**Prompt**
Leave out the pictures and copy everything else below exactly.

**Dataset content**
————

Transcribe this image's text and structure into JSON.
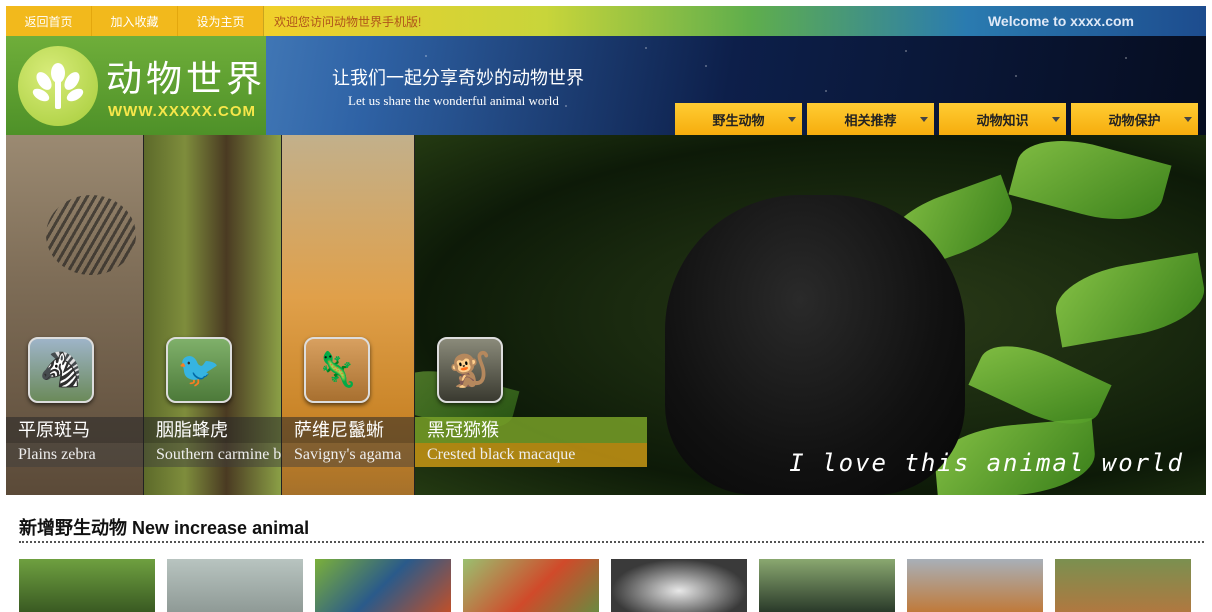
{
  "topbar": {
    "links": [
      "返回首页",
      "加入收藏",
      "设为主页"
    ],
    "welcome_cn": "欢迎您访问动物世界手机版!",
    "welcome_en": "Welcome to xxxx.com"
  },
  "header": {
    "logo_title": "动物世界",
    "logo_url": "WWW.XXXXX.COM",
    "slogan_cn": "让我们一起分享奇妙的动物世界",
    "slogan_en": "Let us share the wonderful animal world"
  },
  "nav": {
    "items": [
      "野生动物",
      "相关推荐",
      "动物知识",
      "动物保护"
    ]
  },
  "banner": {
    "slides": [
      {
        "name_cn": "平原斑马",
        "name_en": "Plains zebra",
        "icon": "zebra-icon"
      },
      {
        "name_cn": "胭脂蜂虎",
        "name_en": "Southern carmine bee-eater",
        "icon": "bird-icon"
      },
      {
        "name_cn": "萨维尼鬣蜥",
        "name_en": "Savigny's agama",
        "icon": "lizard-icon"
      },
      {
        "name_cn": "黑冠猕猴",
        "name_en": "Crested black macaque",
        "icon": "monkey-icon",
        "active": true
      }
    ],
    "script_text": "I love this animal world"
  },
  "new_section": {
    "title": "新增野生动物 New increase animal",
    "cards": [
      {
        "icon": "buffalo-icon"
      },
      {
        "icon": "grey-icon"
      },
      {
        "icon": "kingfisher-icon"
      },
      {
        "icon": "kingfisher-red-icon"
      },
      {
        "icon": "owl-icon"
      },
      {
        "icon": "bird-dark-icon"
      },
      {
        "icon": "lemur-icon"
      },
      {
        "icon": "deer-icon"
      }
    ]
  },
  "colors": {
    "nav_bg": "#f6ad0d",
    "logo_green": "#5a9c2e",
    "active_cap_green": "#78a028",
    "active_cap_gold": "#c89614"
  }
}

————

**Result**
Transcribe this image's text and structure into JSON.
{
  "topbar": {
    "links": [
      "返回首页",
      "加入收藏",
      "设为主页"
    ],
    "welcome_cn": "欢迎您访问动物世界手机版!",
    "welcome_en": "Welcome to xxxx.com"
  },
  "header": {
    "logo_title": "动物世界",
    "logo_url": "WWW.XXXXX.COM",
    "slogan_cn": "让我们一起分享奇妙的动物世界",
    "slogan_en": "Let us share the wonderful animal world"
  },
  "nav": {
    "items": [
      "野生动物",
      "相关推荐",
      "动物知识",
      "动物保护"
    ]
  },
  "banner": {
    "slides": [
      {
        "name_cn": "平原斑马",
        "name_en": "Plains zebra",
        "icon": "zebra-icon"
      },
      {
        "name_cn": "胭脂蜂虎",
        "name_en": "Southern carmine bee-eater",
        "icon": "bird-icon"
      },
      {
        "name_cn": "萨维尼鬣蜥",
        "name_en": "Savigny's agama",
        "icon": "lizard-icon"
      },
      {
        "name_cn": "黑冠猕猴",
        "name_en": "Crested black macaque",
        "icon": "monkey-icon",
        "active": true
      }
    ],
    "script_text": "I love this animal world"
  },
  "new_section": {
    "title": "新增野生动物 New increase animal",
    "cards": [
      {
        "icon": "buffalo-icon"
      },
      {
        "icon": "grey-icon"
      },
      {
        "icon": "kingfisher-icon"
      },
      {
        "icon": "kingfisher-red-icon"
      },
      {
        "icon": "owl-icon"
      },
      {
        "icon": "bird-dark-icon"
      },
      {
        "icon": "lemur-icon"
      },
      {
        "icon": "deer-icon"
      }
    ]
  },
  "colors": {
    "nav_bg": "#f6ad0d",
    "logo_green": "#5a9c2e",
    "active_cap_green": "#78a028",
    "active_cap_gold": "#c89614"
  }
}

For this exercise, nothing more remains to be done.